- Quoted text
Cambridge, February 10, 1776.

GENTLEMEN: Notwithstanding I have taken every method my judgment could suggest, to procure a sufficient number of firelocks for the soldiers of this Army, by applications to the Assemblies and Conventions of these Governments, as well as by sending officers out with money to purchase, I am constrained, by necessity, to inform you that the deficiency is amazingly great, and that there are not nigh enough to arm the troops already here. It is true, that all the officers gone upon the business are not yet returned, but, from the small success of those who have made report, I cannot promise myself many more. I must, therefore, beg leave to solicit your kind attention to this interesting and important concern, and would submit it to your consideration whether if your honourable Court were to depute some of their members to make applications to the different towns, they might not procure a considerable quantity. I will most cheerfully furnish them with money for the purpose, or pay for them on their delivery here, as you shall think most advisable.

I shall only add, that I hope the exigency of our affairs, at this critical crisis, will excuse this request, and my confidence of your readiness and zeal to do every thing in your power for promoting the publick good, and am, gentlemen, with great regard and esteem, your most humble servant,


To the Honourable General Court, &c.

P˙ S. I have heard that there are several King' s muskets in the country; for every good one, with a bayonet, that has not been abused, I will give twelve dollars, and in proportion for other guns fit for service.

- Task prompt
List every term in the Cambridge letter of February 10, 1776, that names a weapon or a part of one.

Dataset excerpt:
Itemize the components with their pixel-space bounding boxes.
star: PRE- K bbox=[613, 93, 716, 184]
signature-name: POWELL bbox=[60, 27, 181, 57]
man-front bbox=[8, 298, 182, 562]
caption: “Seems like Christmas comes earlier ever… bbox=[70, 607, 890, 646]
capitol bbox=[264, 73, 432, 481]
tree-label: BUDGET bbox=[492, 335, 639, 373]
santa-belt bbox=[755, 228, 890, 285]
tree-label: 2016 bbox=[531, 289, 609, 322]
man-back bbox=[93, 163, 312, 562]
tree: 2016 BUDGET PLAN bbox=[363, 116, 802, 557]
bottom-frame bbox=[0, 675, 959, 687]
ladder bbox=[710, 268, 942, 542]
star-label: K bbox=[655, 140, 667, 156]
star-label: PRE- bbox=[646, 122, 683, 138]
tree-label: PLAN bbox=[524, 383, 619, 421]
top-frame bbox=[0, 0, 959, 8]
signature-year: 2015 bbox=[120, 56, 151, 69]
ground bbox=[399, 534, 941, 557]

- Answer to the task
firelocks, King's muskets, bayonet, guns